→ Task goal
Pull out every line below holding the word "this".

[Items from a figure collection]
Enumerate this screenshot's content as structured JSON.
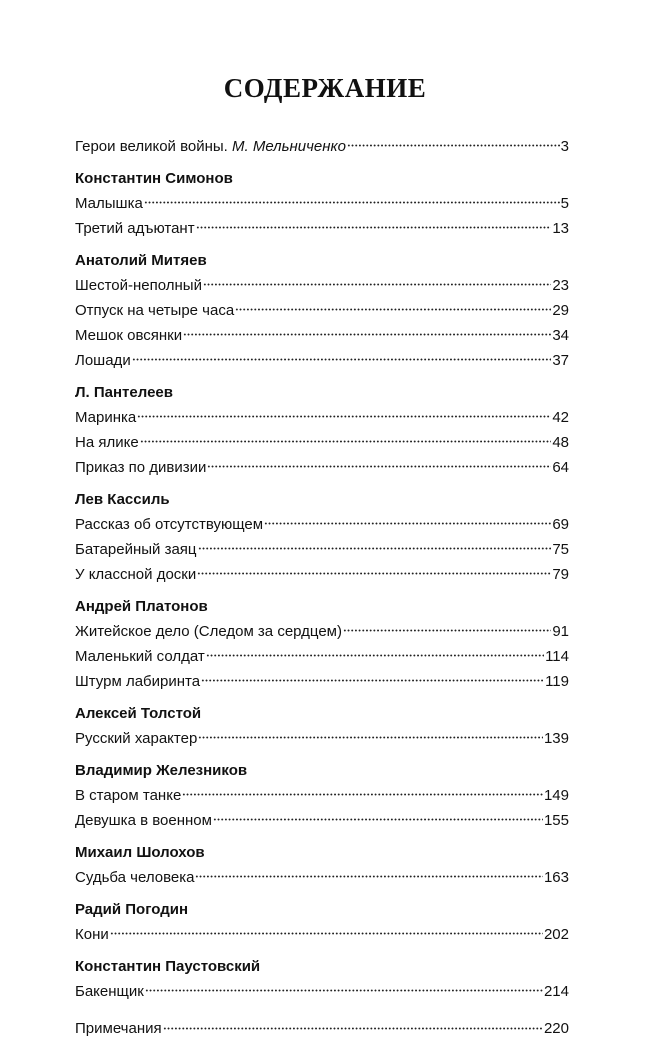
{
  "title": "СОДЕРЖАНИЕ",
  "sections": [
    {
      "author": "",
      "entries": [
        {
          "title": "Герои великой войны. ",
          "title_italic": "М. Мельниченко",
          "page": "3"
        }
      ]
    },
    {
      "author": "Константин Симонов",
      "entries": [
        {
          "title": "Малышка",
          "page": "5"
        },
        {
          "title": "Третий адъютант",
          "page": "13"
        }
      ]
    },
    {
      "author": "Анатолий Митяев",
      "entries": [
        {
          "title": "Шестой-неполный",
          "page": "23"
        },
        {
          "title": "Отпуск на четыре часа",
          "page": "29"
        },
        {
          "title": "Мешок овсянки",
          "page": "34"
        },
        {
          "title": "Лошади",
          "page": "37"
        }
      ]
    },
    {
      "author": "Л. Пантелеев",
      "entries": [
        {
          "title": "Маринка",
          "page": "42"
        },
        {
          "title": "На ялике",
          "page": "48"
        },
        {
          "title": "Приказ по дивизии",
          "page": "64"
        }
      ]
    },
    {
      "author": "Лев Кассиль",
      "entries": [
        {
          "title": "Рассказ об отсутствующем",
          "page": "69"
        },
        {
          "title": "Батарейный заяц",
          "page": "75"
        },
        {
          "title": "У классной доски",
          "page": "79"
        }
      ]
    },
    {
      "author": "Андрей Платонов",
      "entries": [
        {
          "title": "Житейское дело (Следом за сердцем)",
          "page": "91"
        },
        {
          "title": "Маленький солдат",
          "page": "114"
        },
        {
          "title": "Штурм лабиринта",
          "page": "119"
        }
      ]
    },
    {
      "author": "Алексей Толстой",
      "entries": [
        {
          "title": "Русский характер",
          "page": "139"
        }
      ]
    },
    {
      "author": "Владимир Железников",
      "entries": [
        {
          "title": "В старом танке",
          "page": "149"
        },
        {
          "title": "Девушка в военном",
          "page": "155"
        }
      ]
    },
    {
      "author": "Михаил Шолохов",
      "entries": [
        {
          "title": "Судьба человека",
          "page": "163"
        }
      ]
    },
    {
      "author": "Радий Погодин",
      "entries": [
        {
          "title": "Кони",
          "page": "202"
        }
      ]
    },
    {
      "author": "Константин Паустовский",
      "entries": [
        {
          "title": "Бакенщик",
          "page": "214"
        }
      ]
    },
    {
      "author": "",
      "entries": [
        {
          "title": "Примечания",
          "page": "220"
        }
      ]
    }
  ]
}
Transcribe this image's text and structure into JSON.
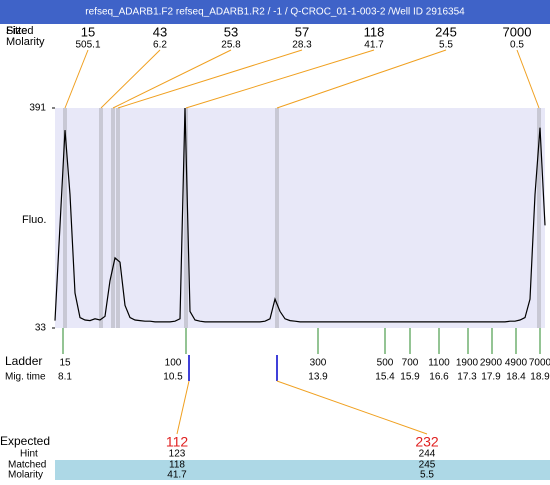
{
  "header": {
    "title": "refseq_ADARB1.F2  refseq_ADARB1.R2 / -1 / Q-CROC_01-1-003-2 /Well ID 2916354",
    "size_label": "Size",
    "fitted_label": "Fitted",
    "molarity_label": "Molarity"
  },
  "peaks": [
    {
      "size": 15,
      "molarity": 505.1
    },
    {
      "size": 43,
      "molarity": 6.2
    },
    {
      "size": 53,
      "molarity": 25.8
    },
    {
      "size": 57,
      "molarity": 28.3
    },
    {
      "size": 118,
      "molarity": 41.7
    },
    {
      "size": 245,
      "molarity": 5.5
    },
    {
      "size": 7000,
      "molarity": 0.5
    }
  ],
  "chart_data": {
    "type": "line",
    "y_label": "Fluo.",
    "ylim": [
      33,
      391
    ],
    "yticks": [
      33,
      391
    ],
    "color": "#000000",
    "values": [
      45,
      200,
      355,
      250,
      90,
      50,
      46,
      45,
      48,
      46,
      52,
      110,
      147,
      140,
      70,
      50,
      46,
      45,
      44,
      44,
      43,
      43,
      43,
      43,
      44,
      48,
      391,
      60,
      46,
      44,
      43,
      43,
      43,
      43,
      43,
      43,
      43,
      43,
      43,
      43,
      43,
      43,
      44,
      48,
      80,
      60,
      48,
      45,
      44,
      43,
      43,
      43,
      43,
      43,
      43,
      43,
      43,
      43,
      43,
      43,
      43,
      43,
      43,
      43,
      43,
      43,
      43,
      43,
      43,
      43,
      43,
      43,
      43,
      43,
      43,
      43,
      43,
      43,
      43,
      43,
      43,
      43,
      43,
      43,
      43,
      43,
      43,
      43,
      43,
      43,
      43,
      44,
      44,
      46,
      50,
      80,
      250,
      359,
      200
    ]
  },
  "ladder": {
    "label": "Ladder",
    "time_label": "Mig. time",
    "sizes": [
      15,
      100,
      300,
      500,
      700,
      1100,
      1900,
      2900,
      4900,
      7000
    ],
    "times": [
      8.1,
      10.5,
      13.9,
      15.4,
      15.9,
      16.6,
      17.3,
      17.9,
      18.4,
      18.9
    ]
  },
  "expected": {
    "label": "Expected",
    "hint_label": "Hint",
    "matched_label": "Matched",
    "molarity_label": "Molarity",
    "rows": [
      {
        "expected": 112,
        "hint": 123,
        "matched": 118,
        "molarity": 41.7
      },
      {
        "expected": 232,
        "hint": 244,
        "matched": 245,
        "molarity": 5.5
      }
    ]
  }
}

→ Exercise result
Enumerate this screenshot's content as structured JSON.
Transcribe this image's text and structure into JSON.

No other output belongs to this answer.